Goal of the exercise: Pick out all lines in the listing holding the string "Ford" and copy them.

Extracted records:

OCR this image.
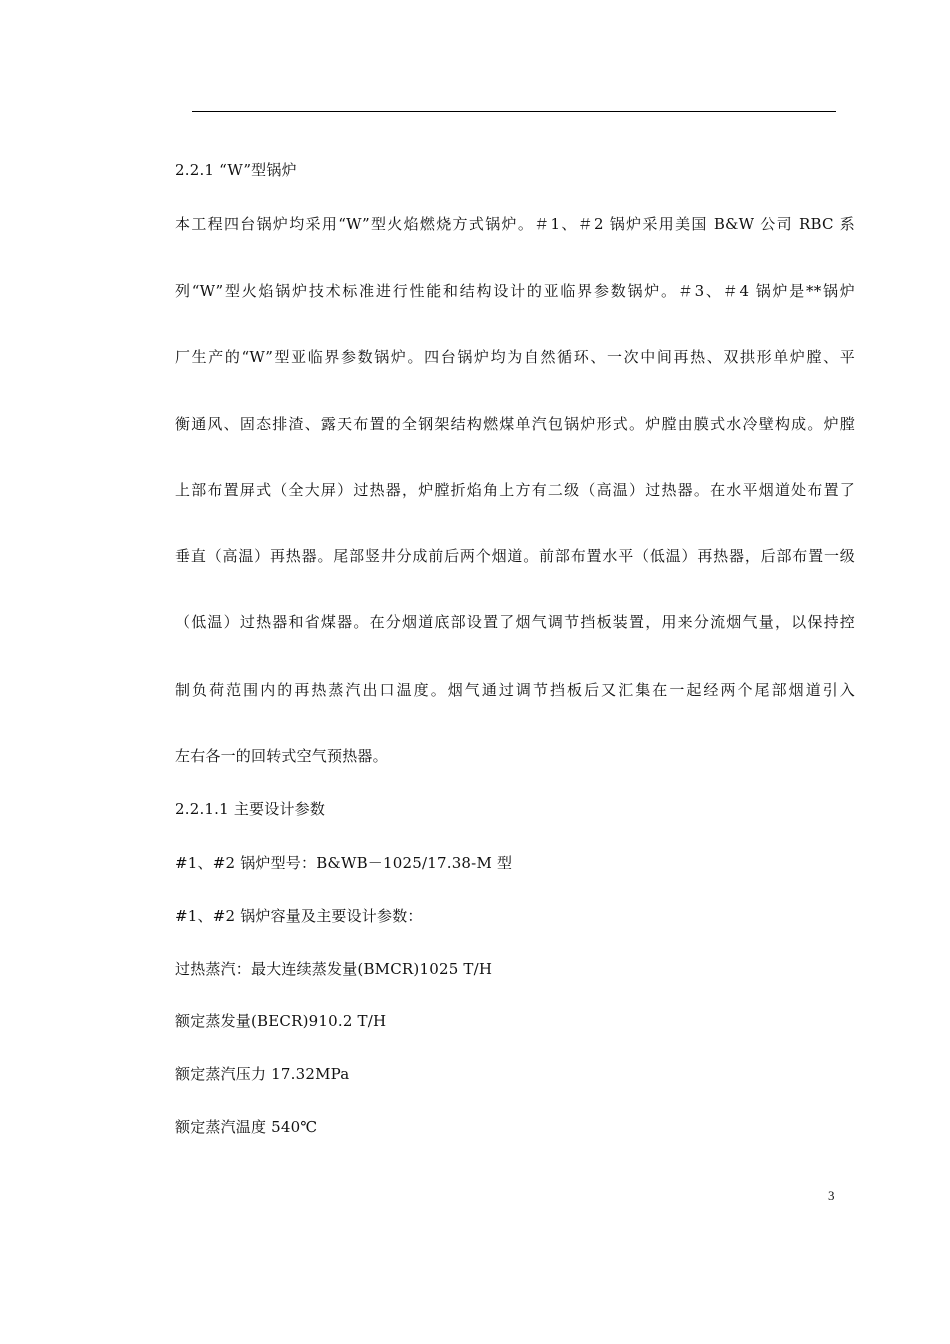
2.2.1 “W”型锅炉
本工程四台锅炉均采用“W”型火焰燃烧方式锅炉。＃1、＃2 锅炉采用美国 B&W 公司 RBC 系
列“W”型火焰锅炉技术标准进行性能和结构设计的亚临界参数锅炉。＃3、＃4 锅炉是**锅炉
厂生产的“W”型亚临界参数锅炉。四台锅炉均为自然循环、一次中间再热、双拱形单炉膛、平
衡通风、固态排渣、露天布置的全钢架结构燃煤单汽包锅炉形式。炉膛由膜式水冷壁构成。炉膛
上部布置屏式（全大屏）过热器，炉膛折焰角上方有二级（高温）过热器。在水平烟道处布置了
垂直（高温）再热器。尾部竖井分成前后两个烟道。前部布置水平（低温）再热器，后部布置一级
（低温）过热器和省煤器。在分烟道底部设置了烟气调节挡板装置，用来分流烟气量，以保持控
制负荷范围内的再热蒸汽出口温度。烟气通过调节挡板后又汇集在一起经两个尾部烟道引入
左右各一的回转式空气预热器。
2.2.1.1 主要设计参数
#1、#2 锅炉型号：B&WB－1025/17.38-M 型
#1、#2 锅炉容量及主要设计参数：
过热蒸汽：最大连续蒸发量(BMCR)1025 T/H
额定蒸发量(BECR)910.2 T/H
额定蒸汽压力 17.32MPa
额定蒸汽温度 540℃
3
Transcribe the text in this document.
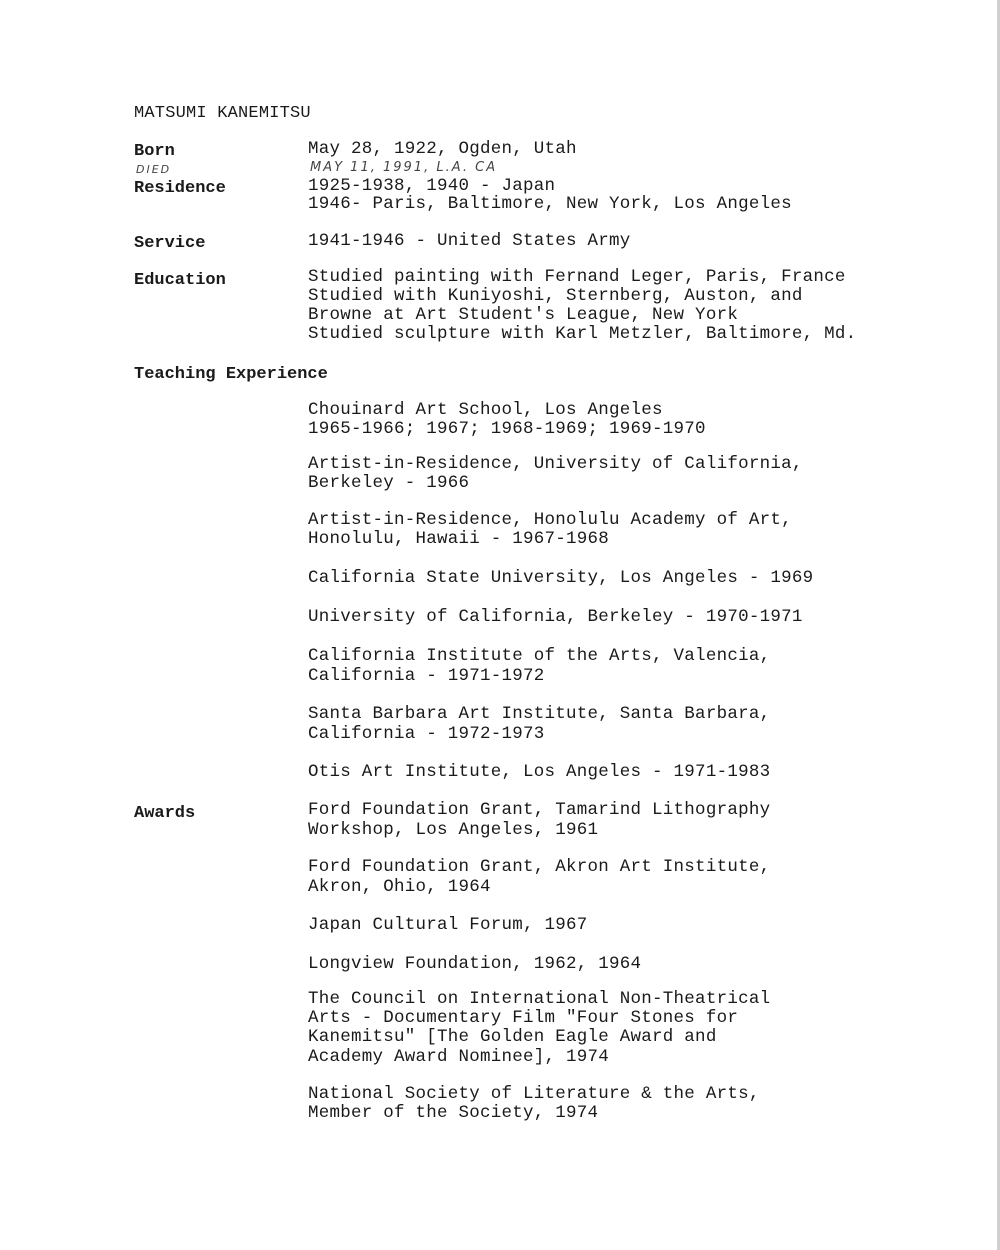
MATSUMI KANEMITSU
Born	May 28, 1922, Ogden, Utah
DIED	MAY 11, 1991, L.A. CA
Residence	1925-1938, 1940 - Japan
1946- Paris, Baltimore, New York, Los Angeles
Service	1941-1946 - United States Army
Education	Studied painting with Fernand Leger, Paris, France
Studied with Kuniyoshi, Sternberg, Auston, and
Browne at Art Student's League, New York
Studied sculpture with Karl Metzler, Baltimore, Md.
Teaching Experience
Chouinard Art School, Los Angeles
1965-1966; 1967; 1968-1969; 1969-1970
Artist-in-Residence, University of California,
Berkeley - 1966
Artist-in-Residence, Honolulu Academy of Art,
Honolulu, Hawaii - 1967-1968
California State University, Los Angeles - 1969
University of California, Berkeley - 1970-1971
California Institute of the Arts, Valencia,
California - 1971-1972
Santa Barbara Art Institute, Santa Barbara,
California - 1972-1973
Otis Art Institute, Los Angeles - 1971-1983
Awards	Ford Foundation Grant, Tamarind Lithography
Workshop, Los Angeles, 1961
Ford Foundation Grant, Akron Art Institute,
Akron, Ohio, 1964
Japan Cultural Forum, 1967
Longview Foundation, 1962, 1964
The Council on International Non-Theatrical
Arts - Documentary Film "Four Stones for
Kanemitsu" [The Golden Eagle Award and
Academy Award Nominee], 1974
National Society of Literature & the Arts,
Member of the Society, 1974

Result of the exercise:
Awards	Ford Foundation Grant, Tamarind Lithography
Ford Foundation Grant, Akron Art Institute,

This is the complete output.